**PROBLEM REQUIREMENTS**
Restate the full listing word for word and leave the pictures out.
--- RECORD EXTRACTS ---
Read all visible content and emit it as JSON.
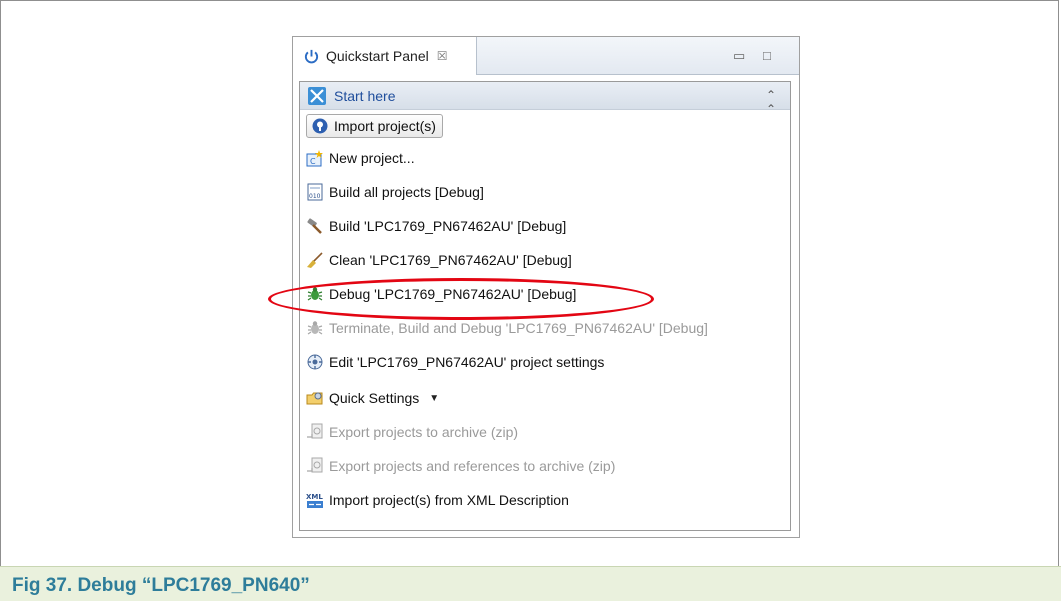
{
  "panel": {
    "tab_title": "Quickstart Panel",
    "tab_close": "☒",
    "minimize": "▭",
    "maximize": "□"
  },
  "section": {
    "title": "Start here",
    "collapse": "⌃⌃"
  },
  "items": [
    {
      "label": "Import project(s)",
      "icon": "bulb-icon",
      "enabled": true
    },
    {
      "label": "New project...",
      "icon": "new-project-icon",
      "enabled": true
    },
    {
      "label": "Build all projects [Debug]",
      "icon": "build-all-icon",
      "enabled": true
    },
    {
      "label": "Build 'LPC1769_PN67462AU' [Debug]",
      "icon": "hammer-icon",
      "enabled": true
    },
    {
      "label": "Clean 'LPC1769_PN67462AU' [Debug]",
      "icon": "broom-icon",
      "enabled": true
    },
    {
      "label": "Debug 'LPC1769_PN67462AU' [Debug]",
      "icon": "bug-icon",
      "enabled": true
    },
    {
      "label": "Terminate, Build and Debug 'LPC1769_PN67462AU' [Debug]",
      "icon": "bug-icon",
      "enabled": false
    },
    {
      "label": "Edit 'LPC1769_PN67462AU' project settings",
      "icon": "settings-icon",
      "enabled": true
    },
    {
      "label": "Quick Settings",
      "icon": "folder-icon",
      "enabled": true
    },
    {
      "label": "Export projects to archive (zip)",
      "icon": "export-icon",
      "enabled": false
    },
    {
      "label": "Export projects and references to archive (zip)",
      "icon": "export-icon",
      "enabled": false
    },
    {
      "label": "Import project(s) from XML Description",
      "icon": "xml-icon",
      "enabled": true
    }
  ],
  "caption": {
    "text": "Fig 37.   Debug “LPC1769_PN640”"
  },
  "colors": {
    "highlight": "#e30613",
    "caption_bg": "#eaf1dd",
    "caption_text": "#2e7d9a",
    "section_text": "#1f4e9c"
  }
}
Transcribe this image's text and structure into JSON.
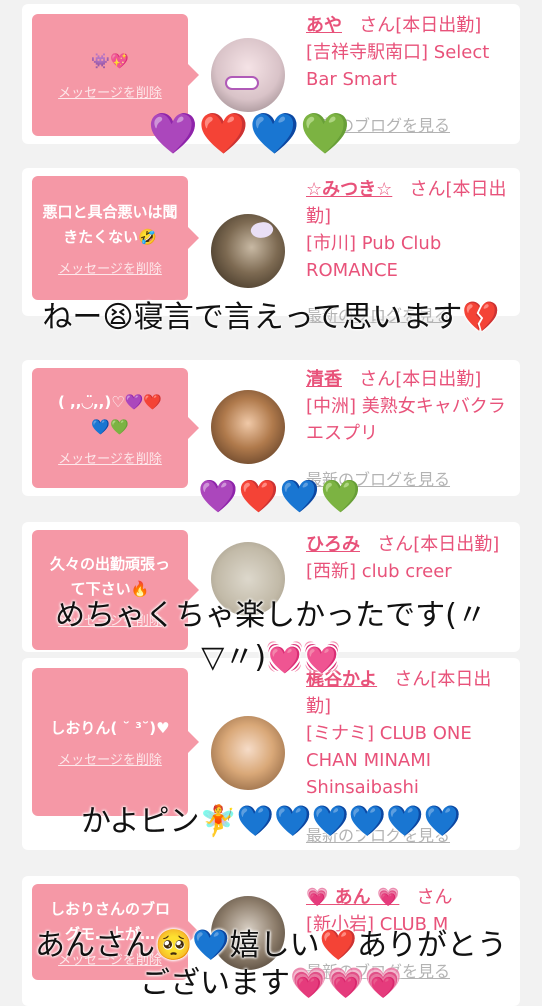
{
  "delete_label": "メッセージを削除",
  "blog_label": "最新のブログを見る",
  "san_label": "さん",
  "cards": [
    {
      "msg": "👾💖",
      "name": "あや",
      "status": "[本日出勤]",
      "shop": "[吉祥寺駅南口] Select Bar Smart"
    },
    {
      "msg": "悪口と具合悪いは聞きたくない🤣",
      "name": "☆みつき☆",
      "status": "[本日出勤]",
      "shop": "[市川] Pub Club ROMANCE"
    },
    {
      "msg": "( ,,◡̈,,)♡💜❤️💙💚",
      "name": "清香",
      "status": "[本日出勤]",
      "shop": "[中洲] 美熟女キャバクラ エスプリ"
    },
    {
      "msg": "久々の出勤頑張って下さい🔥",
      "name": "ひろみ",
      "status": "[本日出勤]",
      "shop": "[西新] club creer"
    },
    {
      "msg": "しおりん( ˘ ³˘)♥",
      "name": "梶谷かよ",
      "status": "[本日出勤]",
      "shop": "[ミナミ] CLUB ONE CHAN MINAMI Shinsaibashi"
    },
    {
      "msg": "しおりさんのブログモ…上が…",
      "name": "💗 あん 💗",
      "status": "",
      "shop": "[新小岩] CLUB M"
    }
  ],
  "overlays": {
    "hearts1": "💜❤️💙💚",
    "text2": "ねー😫寝言で言えって思います💔",
    "hearts3": "💜❤️💙💚",
    "text4a": "めちゃくちゃ楽しかったです(〃",
    "text4b": "▽〃)💓💓",
    "text5": "かよピン🧚💙💙💙💙💙💙",
    "text6a": "あんさん🥺💙嬉しい❤️ありがとう",
    "text6b": "ございます💗💗💗"
  }
}
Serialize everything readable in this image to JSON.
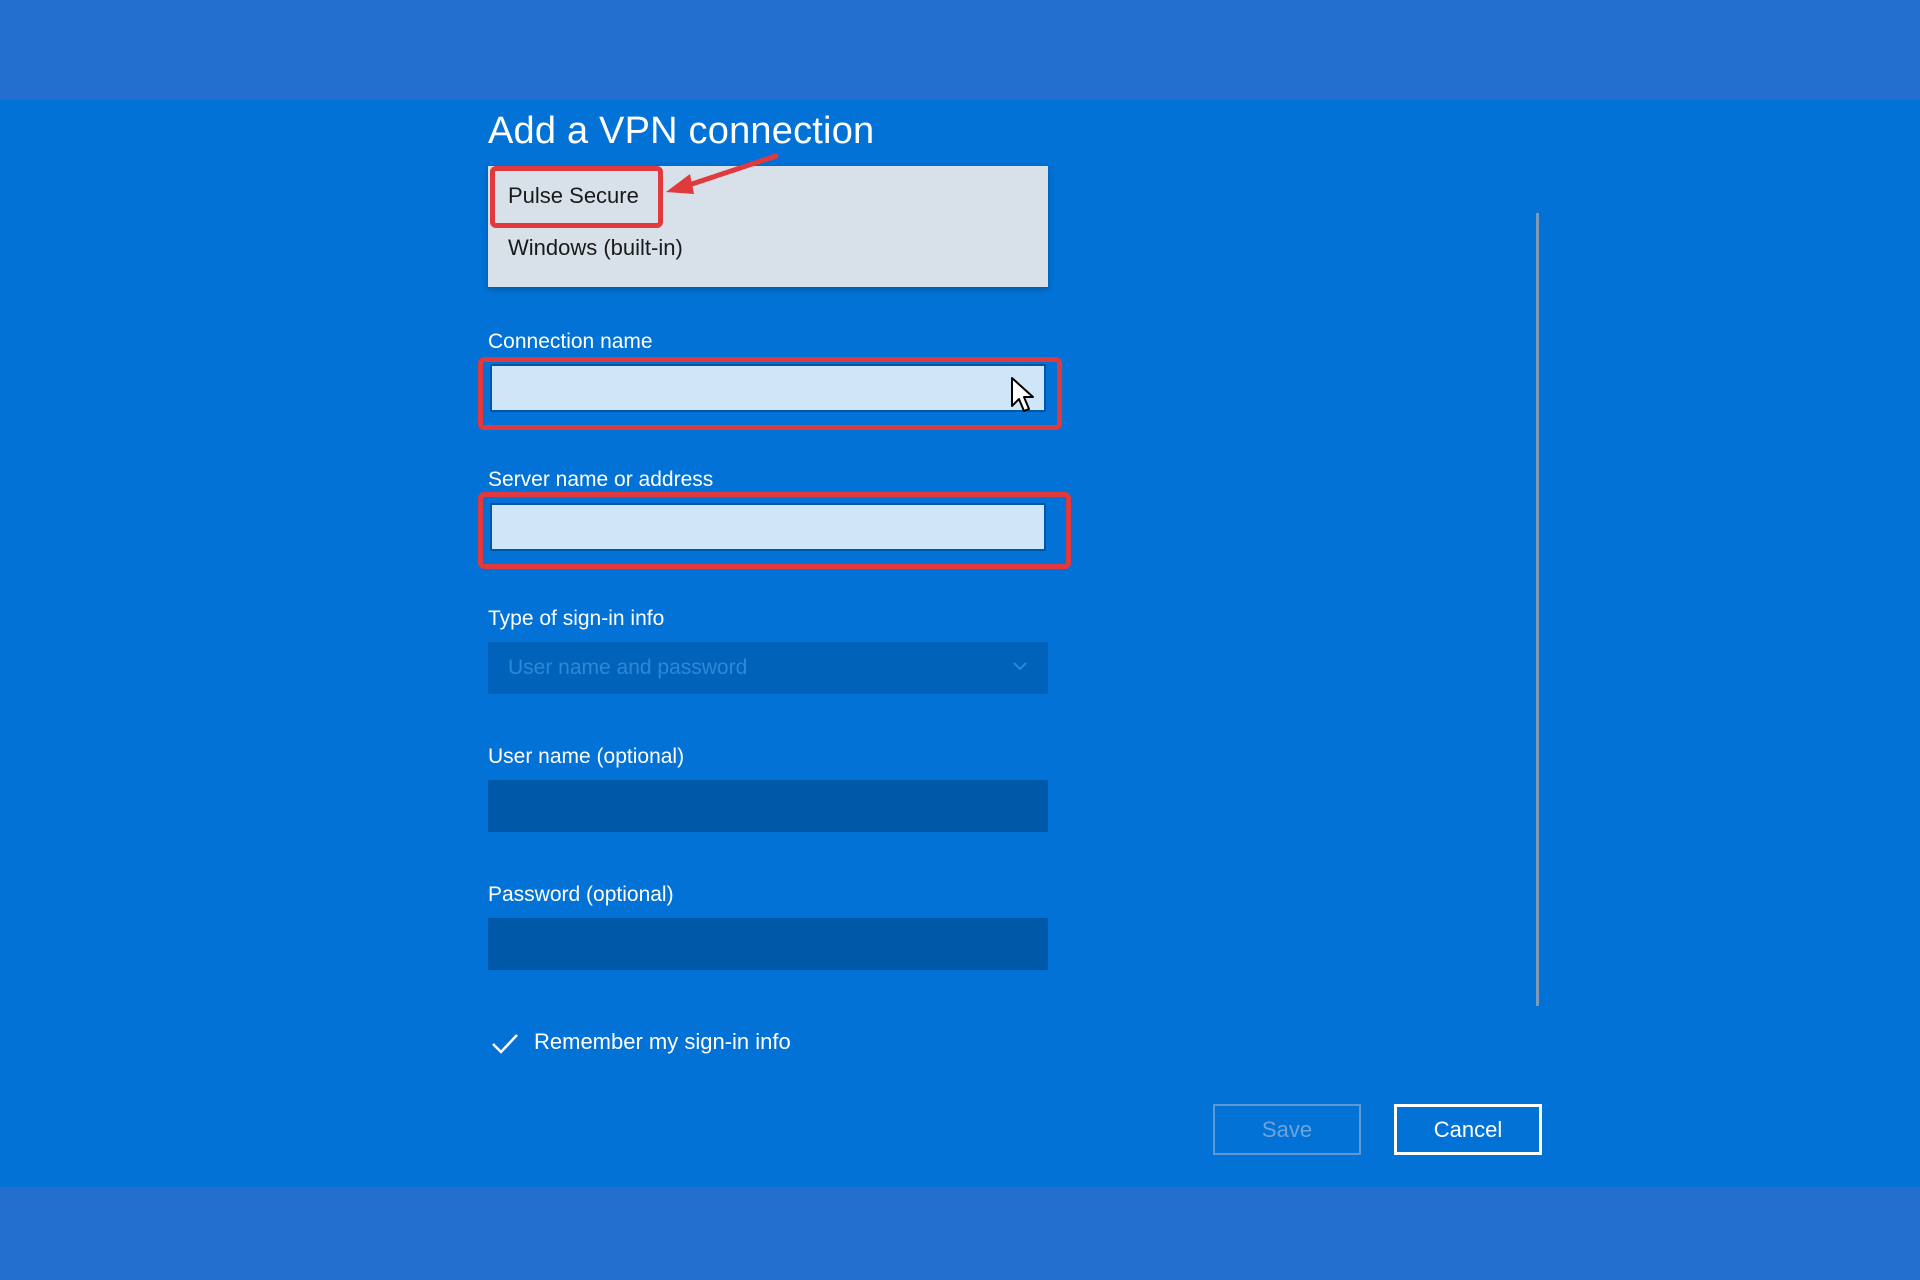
{
  "dialog": {
    "title": "Add a VPN connection"
  },
  "vpn_provider": {
    "options": [
      "Pulse Secure",
      "Windows (built-in)"
    ],
    "highlighted": "Pulse Secure"
  },
  "fields": {
    "connection_name": {
      "label": "Connection name",
      "value": ""
    },
    "server": {
      "label": "Server name or address",
      "value": ""
    },
    "sign_in_type": {
      "label": "Type of sign-in info",
      "value": "User name and password"
    },
    "username": {
      "label": "User name (optional)",
      "value": ""
    },
    "password": {
      "label": "Password (optional)",
      "value": ""
    }
  },
  "remember": {
    "label": "Remember my sign-in info",
    "checked": true
  },
  "buttons": {
    "save": "Save",
    "cancel": "Cancel"
  },
  "colors": {
    "dialog_bg": "#0272d6",
    "backdrop": "#236fd0",
    "highlight": "#e0393e",
    "input_bg": "#cfe6f8",
    "dark_input": "#0058a8"
  },
  "icons": [
    "chevron-down-icon",
    "checkmark-icon",
    "pointer-arrow-icon",
    "mouse-cursor-icon"
  ]
}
---
**OUTPUT BELOW**
Read all visible content and emit it as JSON.
{
  "panel": {
    "tab_title": "Quickstart Panel",
    "tab_close": "☒",
    "minimize": "▭",
    "maximize": "□"
  },
  "section": {
    "title": "Start here",
    "collapse": "⌃⌃"
  },
  "items": [
    {
      "label": "Import project(s)",
      "icon": "bulb-icon",
      "enabled": true
    },
    {
      "label": "New project...",
      "icon": "new-project-icon",
      "enabled": true
    },
    {
      "label": "Build all projects [Debug]",
      "icon": "build-all-icon",
      "enabled": true
    },
    {
      "label": "Build 'LPC1769_PN67462AU' [Debug]",
      "icon": "hammer-icon",
      "enabled": true
    },
    {
      "label": "Clean 'LPC1769_PN67462AU' [Debug]",
      "icon": "broom-icon",
      "enabled": true
    },
    {
      "label": "Debug 'LPC1769_PN67462AU' [Debug]",
      "icon": "bug-icon",
      "enabled": true
    },
    {
      "label": "Terminate, Build and Debug 'LPC1769_PN67462AU' [Debug]",
      "icon": "bug-icon",
      "enabled": false
    },
    {
      "label": "Edit 'LPC1769_PN67462AU' project settings",
      "icon": "settings-icon",
      "enabled": true
    },
    {
      "label": "Quick Settings",
      "icon": "folder-icon",
      "enabled": true
    },
    {
      "label": "Export projects to archive (zip)",
      "icon": "export-icon",
      "enabled": false
    },
    {
      "label": "Export projects and references to archive (zip)",
      "icon": "export-icon",
      "enabled": false
    },
    {
      "label": "Import project(s) from XML Description",
      "icon": "xml-icon",
      "enabled": true
    }
  ],
  "caption": {
    "text": "Fig 37.   Debug “LPC1769_PN640”"
  },
  "colors": {
    "highlight": "#e30613",
    "caption_bg": "#eaf1dd",
    "caption_text": "#2e7d9a",
    "section_text": "#1f4e9c"
  }
}
Transcribe this image's text and structure into JSON.
{
  "delete_label": "メッセージを削除",
  "blog_label": "最新のブログを見る",
  "san_label": "さん",
  "cards": [
    {
      "msg": "👾💖",
      "name": "あや",
      "status": "[本日出勤]",
      "shop": "[吉祥寺駅南口] Select Bar Smart"
    },
    {
      "msg": "悪口と具合悪いは聞きたくない🤣",
      "name": "☆みつき☆",
      "status": "[本日出勤]",
      "shop": "[市川] Pub Club ROMANCE"
    },
    {
      "msg": "( ,,◡̈,,)♡💜❤️💙💚",
      "name": "清香",
      "status": "[本日出勤]",
      "shop": "[中洲] 美熟女キャバクラ エスプリ"
    },
    {
      "msg": "久々の出勤頑張って下さい🔥",
      "name": "ひろみ",
      "status": "[本日出勤]",
      "shop": "[西新] club creer"
    },
    {
      "msg": "しおりん( ˘ ³˘)♥",
      "name": "梶谷かよ",
      "status": "[本日出勤]",
      "shop": "[ミナミ] CLUB ONE CHAN MINAMI Shinsaibashi"
    },
    {
      "msg": "しおりさんのブログモ…上が…",
      "name": "💗 あん 💗",
      "status": "",
      "shop": "[新小岩] CLUB M"
    }
  ],
  "overlays": {
    "hearts1": "💜❤️💙💚",
    "text2": "ねー😫寝言で言えって思います💔",
    "hearts3": "💜❤️💙💚",
    "text4a": "めちゃくちゃ楽しかったです(〃",
    "text4b": "▽〃)💓💓",
    "text5": "かよピン🧚💙💙💙💙💙💙",
    "text6a": "あんさん🥺💙嬉しい❤️ありがとう",
    "text6b": "ございます💗💗💗"
  }
}
Serialize everything readable in this image to JSON.
{
  "dialog": {
    "title": "Add a VPN connection"
  },
  "vpn_provider": {
    "options": [
      "Pulse Secure",
      "Windows (built-in)"
    ],
    "highlighted": "Pulse Secure"
  },
  "fields": {
    "connection_name": {
      "label": "Connection name",
      "value": ""
    },
    "server": {
      "label": "Server name or address",
      "value": ""
    },
    "sign_in_type": {
      "label": "Type of sign-in info",
      "value": "User name and password"
    },
    "username": {
      "label": "User name (optional)",
      "value": ""
    },
    "password": {
      "label": "Password (optional)",
      "value": ""
    }
  },
  "remember": {
    "label": "Remember my sign-in info",
    "checked": true
  },
  "buttons": {
    "save": "Save",
    "cancel": "Cancel"
  },
  "colors": {
    "dialog_bg": "#0272d6",
    "backdrop": "#236fd0",
    "highlight": "#e0393e",
    "input_bg": "#cfe6f8",
    "dark_input": "#0058a8"
  },
  "icons": [
    "chevron-down-icon",
    "checkmark-icon",
    "pointer-arrow-icon",
    "mouse-cursor-icon"
  ]
}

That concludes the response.